> **Written exercise**: Repeat, exactly and completely, the material that follows. Omit the pictures.

* Begin Data records *

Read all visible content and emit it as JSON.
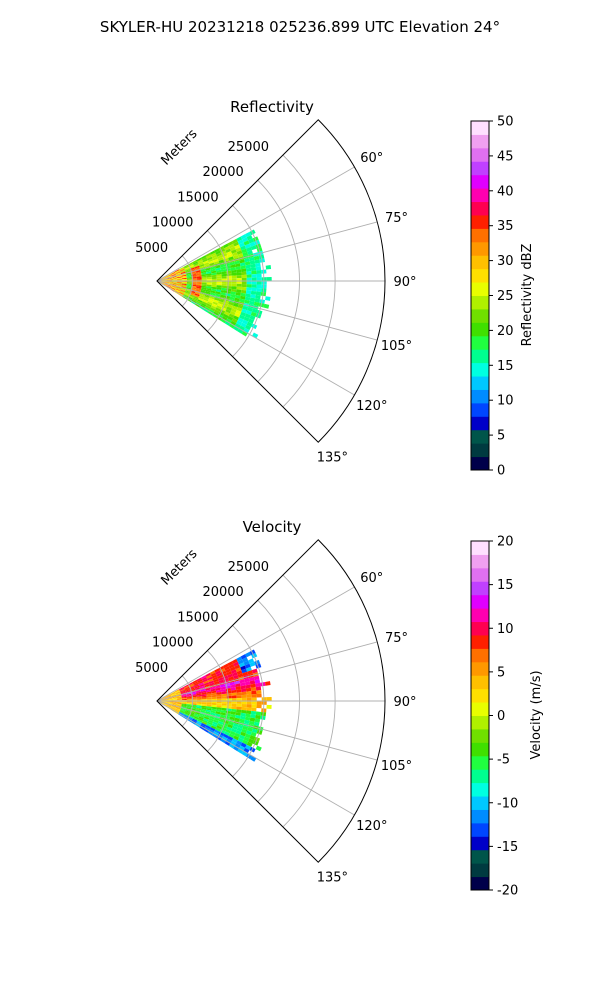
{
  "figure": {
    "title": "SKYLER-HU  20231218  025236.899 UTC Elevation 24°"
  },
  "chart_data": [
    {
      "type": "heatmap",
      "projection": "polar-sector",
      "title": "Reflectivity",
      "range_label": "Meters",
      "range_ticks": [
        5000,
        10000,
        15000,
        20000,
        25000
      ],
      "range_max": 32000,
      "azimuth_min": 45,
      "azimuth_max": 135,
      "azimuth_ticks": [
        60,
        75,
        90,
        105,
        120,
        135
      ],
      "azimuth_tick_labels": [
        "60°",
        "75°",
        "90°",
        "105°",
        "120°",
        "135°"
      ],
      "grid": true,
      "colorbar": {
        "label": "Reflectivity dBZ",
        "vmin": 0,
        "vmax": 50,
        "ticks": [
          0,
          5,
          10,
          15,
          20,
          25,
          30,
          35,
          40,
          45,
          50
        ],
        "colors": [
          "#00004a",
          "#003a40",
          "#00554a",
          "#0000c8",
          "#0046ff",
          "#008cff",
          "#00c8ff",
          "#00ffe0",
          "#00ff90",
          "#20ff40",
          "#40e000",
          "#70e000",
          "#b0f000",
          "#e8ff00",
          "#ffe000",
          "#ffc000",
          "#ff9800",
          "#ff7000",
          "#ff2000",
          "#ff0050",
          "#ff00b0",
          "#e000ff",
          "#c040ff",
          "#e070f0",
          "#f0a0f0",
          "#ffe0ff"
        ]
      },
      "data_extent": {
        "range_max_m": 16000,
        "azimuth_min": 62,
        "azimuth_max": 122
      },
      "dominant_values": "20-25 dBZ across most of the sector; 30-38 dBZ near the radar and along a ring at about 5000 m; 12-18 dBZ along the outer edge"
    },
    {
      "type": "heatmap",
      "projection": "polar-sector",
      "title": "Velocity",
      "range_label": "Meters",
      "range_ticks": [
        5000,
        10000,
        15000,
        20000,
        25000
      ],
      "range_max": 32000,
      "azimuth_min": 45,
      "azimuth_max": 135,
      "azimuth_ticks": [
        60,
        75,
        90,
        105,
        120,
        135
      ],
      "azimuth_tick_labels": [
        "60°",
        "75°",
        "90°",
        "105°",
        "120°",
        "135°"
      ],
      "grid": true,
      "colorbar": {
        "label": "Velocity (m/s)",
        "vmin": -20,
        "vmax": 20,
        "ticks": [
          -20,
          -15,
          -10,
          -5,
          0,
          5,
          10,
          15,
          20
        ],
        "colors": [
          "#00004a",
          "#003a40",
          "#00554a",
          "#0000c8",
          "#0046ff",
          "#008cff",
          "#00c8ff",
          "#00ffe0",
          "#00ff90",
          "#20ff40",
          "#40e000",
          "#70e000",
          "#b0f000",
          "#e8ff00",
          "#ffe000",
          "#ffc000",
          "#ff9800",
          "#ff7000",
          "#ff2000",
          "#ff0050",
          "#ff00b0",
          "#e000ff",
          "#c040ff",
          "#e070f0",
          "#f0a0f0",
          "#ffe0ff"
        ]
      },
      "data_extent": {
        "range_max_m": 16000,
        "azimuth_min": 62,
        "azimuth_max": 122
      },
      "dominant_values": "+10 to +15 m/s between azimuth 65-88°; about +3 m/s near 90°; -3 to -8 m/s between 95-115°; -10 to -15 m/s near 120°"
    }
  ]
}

* End Data records *

> **Exercise solution**:
Read all visible content and emit it as JSON.
{
  "figure": {
    "title": "SKYLER-HU  20231218  025236.899 UTC Elevation 24°"
  },
  "chart_data": [
    {
      "type": "heatmap",
      "projection": "polar-sector",
      "title": "Reflectivity",
      "range_label": "Meters",
      "range_ticks": [
        5000,
        10000,
        15000,
        20000,
        25000
      ],
      "range_max": 32000,
      "azimuth_min": 45,
      "azimuth_max": 135,
      "azimuth_ticks": [
        60,
        75,
        90,
        105,
        120,
        135
      ],
      "azimuth_tick_labels": [
        "60°",
        "75°",
        "90°",
        "105°",
        "120°",
        "135°"
      ],
      "grid": true,
      "colorbar": {
        "label": "Reflectivity dBZ",
        "vmin": 0,
        "vmax": 50,
        "ticks": [
          0,
          5,
          10,
          15,
          20,
          25,
          30,
          35,
          40,
          45,
          50
        ],
        "colors": [
          "#00004a",
          "#003a40",
          "#00554a",
          "#0000c8",
          "#0046ff",
          "#008cff",
          "#00c8ff",
          "#00ffe0",
          "#00ff90",
          "#20ff40",
          "#40e000",
          "#70e000",
          "#b0f000",
          "#e8ff00",
          "#ffe000",
          "#ffc000",
          "#ff9800",
          "#ff7000",
          "#ff2000",
          "#ff0050",
          "#ff00b0",
          "#e000ff",
          "#c040ff",
          "#e070f0",
          "#f0a0f0",
          "#ffe0ff"
        ]
      },
      "data_extent": {
        "range_max_m": 16000,
        "azimuth_min": 62,
        "azimuth_max": 122
      },
      "dominant_values": "20-25 dBZ across most of the sector; 30-38 dBZ near the radar and along a ring at about 5000 m; 12-18 dBZ along the outer edge"
    },
    {
      "type": "heatmap",
      "projection": "polar-sector",
      "title": "Velocity",
      "range_label": "Meters",
      "range_ticks": [
        5000,
        10000,
        15000,
        20000,
        25000
      ],
      "range_max": 32000,
      "azimuth_min": 45,
      "azimuth_max": 135,
      "azimuth_ticks": [
        60,
        75,
        90,
        105,
        120,
        135
      ],
      "azimuth_tick_labels": [
        "60°",
        "75°",
        "90°",
        "105°",
        "120°",
        "135°"
      ],
      "grid": true,
      "colorbar": {
        "label": "Velocity (m/s)",
        "vmin": -20,
        "vmax": 20,
        "ticks": [
          -20,
          -15,
          -10,
          -5,
          0,
          5,
          10,
          15,
          20
        ],
        "colors": [
          "#00004a",
          "#003a40",
          "#00554a",
          "#0000c8",
          "#0046ff",
          "#008cff",
          "#00c8ff",
          "#00ffe0",
          "#00ff90",
          "#20ff40",
          "#40e000",
          "#70e000",
          "#b0f000",
          "#e8ff00",
          "#ffe000",
          "#ffc000",
          "#ff9800",
          "#ff7000",
          "#ff2000",
          "#ff0050",
          "#ff00b0",
          "#e000ff",
          "#c040ff",
          "#e070f0",
          "#f0a0f0",
          "#ffe0ff"
        ]
      },
      "data_extent": {
        "range_max_m": 16000,
        "azimuth_min": 62,
        "azimuth_max": 122
      },
      "dominant_values": "+10 to +15 m/s between azimuth 65-88°; about +3 m/s near 90°; -3 to -8 m/s between 95-115°; -10 to -15 m/s near 120°"
    }
  ]
}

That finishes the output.